(Exercise requirements) Among the lines below, count those with "subtitle". Give the total alone.

(Information provided)

━━━

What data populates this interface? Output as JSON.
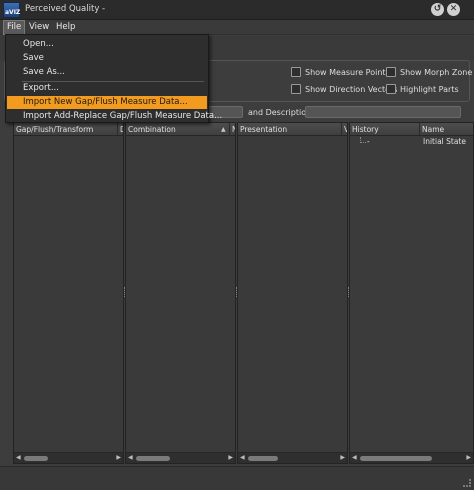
{
  "window": {
    "title": "Perceived Quality -",
    "app_icon_text": "aVIZ",
    "controls": {
      "restore": "↺",
      "close": "✕"
    }
  },
  "menubar": {
    "items": [
      {
        "label": "File",
        "active": true
      },
      {
        "label": "View"
      },
      {
        "label": "Help"
      }
    ]
  },
  "file_menu": {
    "items": [
      {
        "label": "Open..."
      },
      {
        "label": "Save"
      },
      {
        "label": "Save As..."
      },
      {
        "label": "Export..."
      },
      {
        "label": "Import New Gap/Flush Measure Data...",
        "highlighted": true
      },
      {
        "label": "Import Add-Replace Gap/Flush Measure Data..."
      }
    ]
  },
  "options": {
    "show_measure_points": "Show Measure Points",
    "show_morph_zone": "Show Morph Zone",
    "show_direction_vectors": "Show Direction Vectors",
    "highlight_parts": "Highlight Parts"
  },
  "filter": {
    "description_label": "and Description",
    "search_value": "",
    "description_value": ""
  },
  "panels": {
    "gap_flush": {
      "col1": "Gap/Flush/Transform",
      "col2": "D"
    },
    "combination": {
      "col1": "Combination",
      "sort_arrow": "▲",
      "col2": "N"
    },
    "presentation": {
      "col1": "Presentation",
      "col2": "V"
    },
    "history": {
      "col1": "History",
      "col2": "Name",
      "rows": [
        {
          "history": "-",
          "name": "Initial State"
        }
      ]
    }
  },
  "scroll": {
    "left_arrow": "◀",
    "right_arrow": "▶"
  },
  "colors": {
    "highlight": "#f29b1e",
    "background": "#3d3d3d"
  }
}
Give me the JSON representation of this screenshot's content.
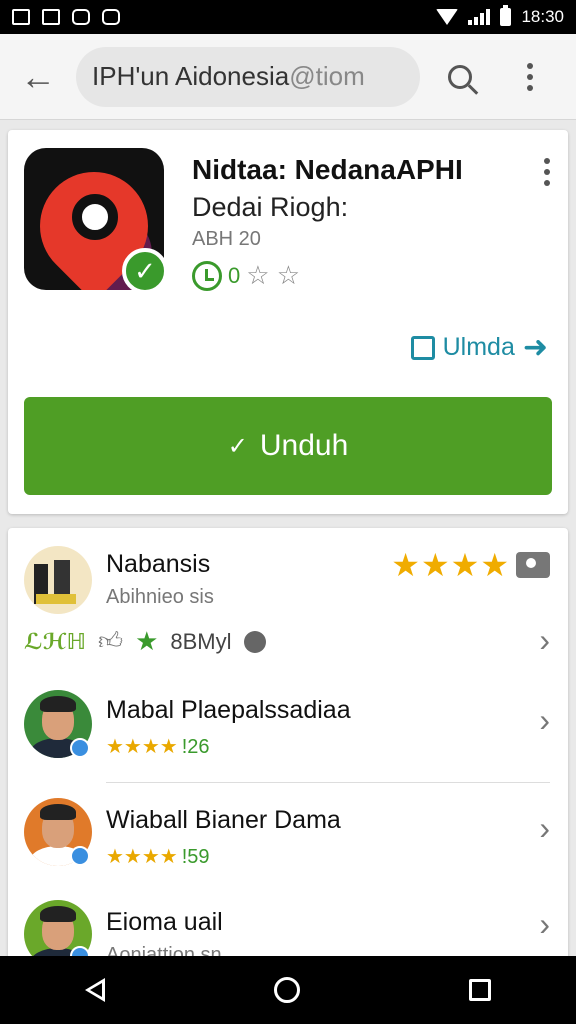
{
  "status_bar": {
    "time": "18:30"
  },
  "app_bar": {
    "search_text": "IPH'un Aidonesia",
    "search_suffix": " @tiom",
    "back_icon": "arrow-left-icon",
    "search_icon": "search-icon",
    "menu_icon": "more-vert-icon"
  },
  "app": {
    "title": "Nidtaa: NedanaAPHI",
    "developer": "Dedai Riogh:",
    "meta": "ABH 20",
    "rating_value": "0",
    "rating_stars": "☆ ☆",
    "more_label": "Ulmda",
    "install_label": "Unduh",
    "accent_green": "#4f9e25",
    "accent_teal": "#1e8ca3"
  },
  "reviews": [
    {
      "name": "Nabansis",
      "subtitle": "Abihnieo sis",
      "stars": "★★★★",
      "action_brand": "yIHi",
      "action_count": "8BMyl"
    },
    {
      "name": "Mabal Plaepalssadiaa",
      "stars": "★★★★",
      "count": "!26"
    },
    {
      "name": "Wiaball Bianer Dama",
      "stars": "★★★★",
      "count": "!59"
    },
    {
      "name": "Eioma uail",
      "subtitle": "Aoniattion sn"
    }
  ]
}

━━━

(Task response) 2